## WHAT YOU WILL DO
Check each line of the material below, and copy it if it holds the string "Matched".

## SUPPLIED ENTRIES

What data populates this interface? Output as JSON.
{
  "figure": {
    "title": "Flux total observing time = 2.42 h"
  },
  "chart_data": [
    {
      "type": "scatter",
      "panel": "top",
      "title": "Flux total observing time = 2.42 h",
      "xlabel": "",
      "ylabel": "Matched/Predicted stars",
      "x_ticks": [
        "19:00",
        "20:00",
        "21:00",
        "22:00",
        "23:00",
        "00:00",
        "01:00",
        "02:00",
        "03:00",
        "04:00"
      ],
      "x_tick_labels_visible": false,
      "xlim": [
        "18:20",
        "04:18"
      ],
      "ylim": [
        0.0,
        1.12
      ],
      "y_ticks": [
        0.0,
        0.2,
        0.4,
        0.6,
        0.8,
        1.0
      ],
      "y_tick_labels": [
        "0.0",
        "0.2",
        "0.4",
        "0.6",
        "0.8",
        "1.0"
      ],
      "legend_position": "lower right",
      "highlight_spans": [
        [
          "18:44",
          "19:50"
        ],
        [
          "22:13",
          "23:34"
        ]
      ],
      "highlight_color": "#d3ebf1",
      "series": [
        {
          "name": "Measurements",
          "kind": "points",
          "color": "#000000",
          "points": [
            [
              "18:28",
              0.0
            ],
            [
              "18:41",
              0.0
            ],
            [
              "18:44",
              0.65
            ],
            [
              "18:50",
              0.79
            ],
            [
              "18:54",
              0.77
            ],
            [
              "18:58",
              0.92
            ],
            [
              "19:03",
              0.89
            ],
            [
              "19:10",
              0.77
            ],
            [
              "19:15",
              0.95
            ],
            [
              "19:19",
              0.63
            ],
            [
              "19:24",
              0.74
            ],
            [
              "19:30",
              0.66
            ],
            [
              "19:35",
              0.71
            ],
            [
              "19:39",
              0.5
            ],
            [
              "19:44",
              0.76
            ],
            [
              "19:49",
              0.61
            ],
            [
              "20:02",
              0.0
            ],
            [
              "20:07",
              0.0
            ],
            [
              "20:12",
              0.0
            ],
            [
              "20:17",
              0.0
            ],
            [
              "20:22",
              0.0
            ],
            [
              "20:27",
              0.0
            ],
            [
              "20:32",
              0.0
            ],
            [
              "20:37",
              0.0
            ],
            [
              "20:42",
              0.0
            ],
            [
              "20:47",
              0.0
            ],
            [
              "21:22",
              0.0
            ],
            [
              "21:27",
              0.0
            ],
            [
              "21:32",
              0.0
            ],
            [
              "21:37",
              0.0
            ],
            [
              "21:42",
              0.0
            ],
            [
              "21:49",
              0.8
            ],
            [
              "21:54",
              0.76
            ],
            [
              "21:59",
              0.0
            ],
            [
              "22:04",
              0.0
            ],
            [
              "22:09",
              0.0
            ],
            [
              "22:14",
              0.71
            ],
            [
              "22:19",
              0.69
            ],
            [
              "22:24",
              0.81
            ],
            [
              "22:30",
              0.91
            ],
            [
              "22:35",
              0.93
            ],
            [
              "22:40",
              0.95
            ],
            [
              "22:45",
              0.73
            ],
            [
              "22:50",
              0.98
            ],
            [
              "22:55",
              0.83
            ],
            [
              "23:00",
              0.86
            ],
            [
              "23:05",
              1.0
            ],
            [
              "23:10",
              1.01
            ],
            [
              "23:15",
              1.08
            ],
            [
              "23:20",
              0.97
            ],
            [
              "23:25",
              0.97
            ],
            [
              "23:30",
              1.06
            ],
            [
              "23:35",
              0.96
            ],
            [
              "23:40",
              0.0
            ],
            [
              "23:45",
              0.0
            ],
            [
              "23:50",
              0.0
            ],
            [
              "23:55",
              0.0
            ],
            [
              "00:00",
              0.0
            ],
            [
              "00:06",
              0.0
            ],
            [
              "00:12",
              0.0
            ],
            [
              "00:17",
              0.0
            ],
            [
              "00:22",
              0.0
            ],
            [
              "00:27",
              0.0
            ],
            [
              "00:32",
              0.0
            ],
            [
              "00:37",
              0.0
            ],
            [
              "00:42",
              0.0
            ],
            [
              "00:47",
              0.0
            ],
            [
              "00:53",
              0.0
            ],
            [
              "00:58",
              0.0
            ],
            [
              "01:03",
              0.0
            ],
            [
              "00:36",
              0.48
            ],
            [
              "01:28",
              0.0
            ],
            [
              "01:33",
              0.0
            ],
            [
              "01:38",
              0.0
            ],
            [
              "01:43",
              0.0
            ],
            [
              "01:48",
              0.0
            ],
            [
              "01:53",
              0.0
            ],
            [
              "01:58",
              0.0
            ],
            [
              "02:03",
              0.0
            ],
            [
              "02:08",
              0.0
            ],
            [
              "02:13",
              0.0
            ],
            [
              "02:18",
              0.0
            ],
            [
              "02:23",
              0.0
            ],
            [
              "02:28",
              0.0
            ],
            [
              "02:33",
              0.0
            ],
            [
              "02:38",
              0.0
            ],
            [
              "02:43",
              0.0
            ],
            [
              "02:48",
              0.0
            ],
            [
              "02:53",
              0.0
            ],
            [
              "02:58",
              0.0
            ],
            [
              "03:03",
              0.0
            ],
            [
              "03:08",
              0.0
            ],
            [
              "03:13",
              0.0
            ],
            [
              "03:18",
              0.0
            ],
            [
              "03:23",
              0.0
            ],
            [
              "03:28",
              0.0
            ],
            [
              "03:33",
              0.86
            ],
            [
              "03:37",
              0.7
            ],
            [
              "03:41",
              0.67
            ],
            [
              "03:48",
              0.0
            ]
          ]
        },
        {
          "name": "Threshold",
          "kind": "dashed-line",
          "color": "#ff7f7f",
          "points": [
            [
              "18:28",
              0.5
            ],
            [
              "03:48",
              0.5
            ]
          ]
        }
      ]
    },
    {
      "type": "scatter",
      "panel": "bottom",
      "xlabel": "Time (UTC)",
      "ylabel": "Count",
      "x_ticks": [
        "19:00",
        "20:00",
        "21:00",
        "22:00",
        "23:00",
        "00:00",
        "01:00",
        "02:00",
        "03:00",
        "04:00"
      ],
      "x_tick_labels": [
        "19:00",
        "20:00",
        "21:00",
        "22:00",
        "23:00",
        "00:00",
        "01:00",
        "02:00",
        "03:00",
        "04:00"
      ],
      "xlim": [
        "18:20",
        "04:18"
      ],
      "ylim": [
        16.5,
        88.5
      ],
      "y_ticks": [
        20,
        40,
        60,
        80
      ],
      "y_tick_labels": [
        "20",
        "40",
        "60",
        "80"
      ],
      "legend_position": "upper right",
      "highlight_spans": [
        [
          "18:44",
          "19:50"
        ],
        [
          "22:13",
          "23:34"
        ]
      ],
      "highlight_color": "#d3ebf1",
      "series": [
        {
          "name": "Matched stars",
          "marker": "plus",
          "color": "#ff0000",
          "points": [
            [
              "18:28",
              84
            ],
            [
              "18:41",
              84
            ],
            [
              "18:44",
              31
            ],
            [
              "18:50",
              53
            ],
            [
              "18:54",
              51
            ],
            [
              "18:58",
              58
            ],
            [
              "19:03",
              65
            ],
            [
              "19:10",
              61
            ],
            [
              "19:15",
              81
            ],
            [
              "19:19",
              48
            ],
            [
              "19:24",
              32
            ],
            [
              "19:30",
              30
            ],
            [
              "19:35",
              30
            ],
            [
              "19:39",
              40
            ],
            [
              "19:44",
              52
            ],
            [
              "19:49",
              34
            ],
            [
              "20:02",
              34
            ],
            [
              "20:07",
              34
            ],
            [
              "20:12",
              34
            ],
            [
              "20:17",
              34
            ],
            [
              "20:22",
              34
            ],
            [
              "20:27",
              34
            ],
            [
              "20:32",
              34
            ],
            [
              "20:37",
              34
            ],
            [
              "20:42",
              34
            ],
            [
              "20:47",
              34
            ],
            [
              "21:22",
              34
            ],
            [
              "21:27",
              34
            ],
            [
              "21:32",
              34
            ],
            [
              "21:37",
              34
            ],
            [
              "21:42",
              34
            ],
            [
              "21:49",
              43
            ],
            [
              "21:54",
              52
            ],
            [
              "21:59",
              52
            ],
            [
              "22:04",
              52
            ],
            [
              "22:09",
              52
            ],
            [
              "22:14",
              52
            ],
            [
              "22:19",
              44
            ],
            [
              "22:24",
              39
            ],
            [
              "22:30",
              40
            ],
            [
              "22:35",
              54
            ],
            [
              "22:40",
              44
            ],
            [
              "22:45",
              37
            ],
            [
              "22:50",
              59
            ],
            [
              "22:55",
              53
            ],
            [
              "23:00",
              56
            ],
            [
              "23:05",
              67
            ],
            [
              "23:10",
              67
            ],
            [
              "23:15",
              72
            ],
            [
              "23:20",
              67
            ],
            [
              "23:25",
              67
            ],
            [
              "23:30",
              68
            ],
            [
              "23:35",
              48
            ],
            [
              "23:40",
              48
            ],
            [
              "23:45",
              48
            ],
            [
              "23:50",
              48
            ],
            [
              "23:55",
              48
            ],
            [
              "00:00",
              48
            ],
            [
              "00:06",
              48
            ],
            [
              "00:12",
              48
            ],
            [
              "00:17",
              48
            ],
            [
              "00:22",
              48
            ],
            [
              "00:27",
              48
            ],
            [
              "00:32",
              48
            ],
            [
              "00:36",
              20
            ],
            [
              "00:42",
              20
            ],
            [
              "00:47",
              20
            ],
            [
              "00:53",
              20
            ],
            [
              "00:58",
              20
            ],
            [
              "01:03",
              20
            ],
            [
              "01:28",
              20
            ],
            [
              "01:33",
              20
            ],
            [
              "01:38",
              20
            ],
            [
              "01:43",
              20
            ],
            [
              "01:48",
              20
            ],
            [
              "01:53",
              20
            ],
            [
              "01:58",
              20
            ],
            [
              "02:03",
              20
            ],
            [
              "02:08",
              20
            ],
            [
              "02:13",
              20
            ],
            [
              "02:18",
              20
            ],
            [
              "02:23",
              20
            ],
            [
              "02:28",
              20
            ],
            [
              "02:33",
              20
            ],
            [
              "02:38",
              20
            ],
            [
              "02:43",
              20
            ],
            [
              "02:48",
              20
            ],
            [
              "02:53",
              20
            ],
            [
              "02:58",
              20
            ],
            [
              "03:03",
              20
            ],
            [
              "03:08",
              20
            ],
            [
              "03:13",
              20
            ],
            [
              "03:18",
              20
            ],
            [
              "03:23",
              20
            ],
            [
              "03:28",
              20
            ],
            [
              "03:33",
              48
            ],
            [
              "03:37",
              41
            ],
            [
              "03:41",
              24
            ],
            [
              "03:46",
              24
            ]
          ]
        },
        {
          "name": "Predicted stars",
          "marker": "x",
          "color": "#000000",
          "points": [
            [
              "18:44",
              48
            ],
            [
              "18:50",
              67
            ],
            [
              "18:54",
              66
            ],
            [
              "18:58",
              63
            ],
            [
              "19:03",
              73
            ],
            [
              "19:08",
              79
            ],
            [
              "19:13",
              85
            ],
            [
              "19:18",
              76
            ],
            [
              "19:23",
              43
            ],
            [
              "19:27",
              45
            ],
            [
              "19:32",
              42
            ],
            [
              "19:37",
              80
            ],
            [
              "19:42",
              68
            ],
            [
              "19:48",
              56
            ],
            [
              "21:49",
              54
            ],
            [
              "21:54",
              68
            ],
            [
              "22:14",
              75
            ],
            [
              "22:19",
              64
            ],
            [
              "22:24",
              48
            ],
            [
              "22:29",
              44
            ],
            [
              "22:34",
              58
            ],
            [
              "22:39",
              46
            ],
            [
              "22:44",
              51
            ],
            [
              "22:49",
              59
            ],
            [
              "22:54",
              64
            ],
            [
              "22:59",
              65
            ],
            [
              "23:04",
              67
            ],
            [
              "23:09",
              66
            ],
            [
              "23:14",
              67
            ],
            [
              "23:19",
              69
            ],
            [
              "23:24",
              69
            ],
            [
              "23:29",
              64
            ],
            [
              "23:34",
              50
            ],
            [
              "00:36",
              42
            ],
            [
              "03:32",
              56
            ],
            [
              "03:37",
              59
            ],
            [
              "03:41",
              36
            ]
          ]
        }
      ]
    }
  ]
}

## THE SOLUTION
      "ylabel": "Matched/Predicted stars",
          "name": "Matched stars",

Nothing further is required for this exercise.